## Task
Tally the lines holding the string "this" and reply with that number alone.

(Items listed in a dataset)
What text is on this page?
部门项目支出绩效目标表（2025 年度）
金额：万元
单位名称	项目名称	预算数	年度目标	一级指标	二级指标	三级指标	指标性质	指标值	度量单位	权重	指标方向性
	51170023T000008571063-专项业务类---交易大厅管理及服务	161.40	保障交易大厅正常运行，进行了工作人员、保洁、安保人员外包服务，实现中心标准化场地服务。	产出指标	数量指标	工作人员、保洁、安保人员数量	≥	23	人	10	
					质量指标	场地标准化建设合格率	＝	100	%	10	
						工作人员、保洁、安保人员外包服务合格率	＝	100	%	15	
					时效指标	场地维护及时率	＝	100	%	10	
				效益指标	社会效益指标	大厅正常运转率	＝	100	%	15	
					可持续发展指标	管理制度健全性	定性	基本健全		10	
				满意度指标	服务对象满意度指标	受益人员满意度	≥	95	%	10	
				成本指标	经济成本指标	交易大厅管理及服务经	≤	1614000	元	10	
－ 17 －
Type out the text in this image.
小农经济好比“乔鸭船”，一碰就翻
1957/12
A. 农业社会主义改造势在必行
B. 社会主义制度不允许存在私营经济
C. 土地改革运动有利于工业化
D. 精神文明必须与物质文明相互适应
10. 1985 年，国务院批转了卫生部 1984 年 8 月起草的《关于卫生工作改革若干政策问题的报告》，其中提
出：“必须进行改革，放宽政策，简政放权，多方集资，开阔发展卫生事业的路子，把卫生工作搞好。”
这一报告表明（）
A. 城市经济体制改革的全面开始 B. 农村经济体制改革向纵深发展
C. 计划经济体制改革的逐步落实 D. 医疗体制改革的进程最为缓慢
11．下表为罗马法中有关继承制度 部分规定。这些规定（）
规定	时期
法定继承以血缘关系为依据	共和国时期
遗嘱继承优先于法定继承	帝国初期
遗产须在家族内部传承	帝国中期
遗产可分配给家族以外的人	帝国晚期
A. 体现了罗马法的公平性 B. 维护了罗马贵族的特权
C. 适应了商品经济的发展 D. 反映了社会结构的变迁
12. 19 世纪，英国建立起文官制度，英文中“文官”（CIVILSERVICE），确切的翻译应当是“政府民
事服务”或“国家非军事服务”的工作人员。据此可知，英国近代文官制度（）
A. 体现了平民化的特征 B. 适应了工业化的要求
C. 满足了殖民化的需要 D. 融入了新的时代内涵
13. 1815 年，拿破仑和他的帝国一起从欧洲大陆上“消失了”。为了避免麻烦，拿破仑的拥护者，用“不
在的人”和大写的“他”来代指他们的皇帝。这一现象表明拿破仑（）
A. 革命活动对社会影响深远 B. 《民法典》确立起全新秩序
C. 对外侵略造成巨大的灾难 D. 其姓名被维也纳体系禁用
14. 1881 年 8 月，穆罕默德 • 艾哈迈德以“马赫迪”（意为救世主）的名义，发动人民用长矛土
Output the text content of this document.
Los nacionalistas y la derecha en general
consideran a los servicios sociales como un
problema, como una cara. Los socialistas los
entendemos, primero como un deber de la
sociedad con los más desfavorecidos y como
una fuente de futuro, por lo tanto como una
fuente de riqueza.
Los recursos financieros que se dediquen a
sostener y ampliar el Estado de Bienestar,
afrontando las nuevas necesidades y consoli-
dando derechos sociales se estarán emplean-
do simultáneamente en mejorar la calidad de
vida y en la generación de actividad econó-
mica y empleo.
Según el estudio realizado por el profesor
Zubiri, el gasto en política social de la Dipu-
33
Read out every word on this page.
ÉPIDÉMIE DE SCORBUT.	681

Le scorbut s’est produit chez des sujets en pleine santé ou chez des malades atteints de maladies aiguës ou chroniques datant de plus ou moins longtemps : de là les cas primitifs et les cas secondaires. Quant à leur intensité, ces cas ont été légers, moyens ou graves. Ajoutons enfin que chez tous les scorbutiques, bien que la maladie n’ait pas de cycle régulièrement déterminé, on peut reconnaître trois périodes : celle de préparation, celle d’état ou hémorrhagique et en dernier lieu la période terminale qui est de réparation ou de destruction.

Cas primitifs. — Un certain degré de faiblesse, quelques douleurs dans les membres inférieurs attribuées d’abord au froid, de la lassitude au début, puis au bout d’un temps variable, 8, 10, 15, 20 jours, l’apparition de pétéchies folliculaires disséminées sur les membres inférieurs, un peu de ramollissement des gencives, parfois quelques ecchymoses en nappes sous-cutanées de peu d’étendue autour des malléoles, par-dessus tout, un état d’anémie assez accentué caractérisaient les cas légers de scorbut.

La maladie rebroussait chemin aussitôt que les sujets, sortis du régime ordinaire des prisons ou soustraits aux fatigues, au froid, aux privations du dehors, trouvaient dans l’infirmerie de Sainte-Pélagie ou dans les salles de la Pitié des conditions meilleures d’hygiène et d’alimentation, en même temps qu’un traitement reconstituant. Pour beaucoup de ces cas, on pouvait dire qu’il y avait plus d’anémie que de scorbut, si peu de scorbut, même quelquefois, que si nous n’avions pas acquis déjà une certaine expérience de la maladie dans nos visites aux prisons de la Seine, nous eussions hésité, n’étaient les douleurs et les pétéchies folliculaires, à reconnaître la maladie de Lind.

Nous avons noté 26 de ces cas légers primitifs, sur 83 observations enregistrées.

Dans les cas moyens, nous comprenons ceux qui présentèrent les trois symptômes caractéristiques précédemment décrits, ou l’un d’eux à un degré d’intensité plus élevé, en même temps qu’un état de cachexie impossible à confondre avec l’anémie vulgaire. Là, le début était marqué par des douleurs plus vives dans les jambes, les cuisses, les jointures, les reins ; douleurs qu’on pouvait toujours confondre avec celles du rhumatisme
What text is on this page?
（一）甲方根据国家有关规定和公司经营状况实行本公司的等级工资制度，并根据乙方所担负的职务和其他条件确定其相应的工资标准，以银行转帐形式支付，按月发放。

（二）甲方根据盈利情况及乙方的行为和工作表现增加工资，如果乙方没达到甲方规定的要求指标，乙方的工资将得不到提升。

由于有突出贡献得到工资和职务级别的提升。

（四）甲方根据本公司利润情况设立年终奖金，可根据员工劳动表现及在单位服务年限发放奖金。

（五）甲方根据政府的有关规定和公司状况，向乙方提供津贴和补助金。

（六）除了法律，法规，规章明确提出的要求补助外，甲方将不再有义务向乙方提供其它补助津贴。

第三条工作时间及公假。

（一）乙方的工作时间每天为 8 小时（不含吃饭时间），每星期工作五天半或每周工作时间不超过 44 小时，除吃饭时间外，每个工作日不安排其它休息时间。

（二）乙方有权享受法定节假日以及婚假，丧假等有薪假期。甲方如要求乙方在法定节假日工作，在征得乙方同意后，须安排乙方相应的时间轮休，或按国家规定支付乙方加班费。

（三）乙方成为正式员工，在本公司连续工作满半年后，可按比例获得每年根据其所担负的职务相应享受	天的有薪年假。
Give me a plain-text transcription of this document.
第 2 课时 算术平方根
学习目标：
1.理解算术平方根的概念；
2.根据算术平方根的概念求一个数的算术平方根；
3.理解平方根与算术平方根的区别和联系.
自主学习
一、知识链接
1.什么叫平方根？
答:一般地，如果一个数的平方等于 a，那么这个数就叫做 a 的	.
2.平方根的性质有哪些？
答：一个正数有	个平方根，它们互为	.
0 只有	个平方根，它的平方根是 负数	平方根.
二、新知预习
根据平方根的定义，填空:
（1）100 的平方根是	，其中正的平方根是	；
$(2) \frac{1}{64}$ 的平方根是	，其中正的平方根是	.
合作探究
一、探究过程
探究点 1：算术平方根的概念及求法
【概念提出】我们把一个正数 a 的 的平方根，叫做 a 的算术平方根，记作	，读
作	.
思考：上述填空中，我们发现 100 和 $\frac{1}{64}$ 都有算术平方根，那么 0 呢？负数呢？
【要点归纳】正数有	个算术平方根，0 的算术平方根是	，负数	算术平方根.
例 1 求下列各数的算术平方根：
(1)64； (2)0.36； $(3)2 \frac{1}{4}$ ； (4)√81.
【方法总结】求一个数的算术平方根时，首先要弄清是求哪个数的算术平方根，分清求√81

## Answer to the task
6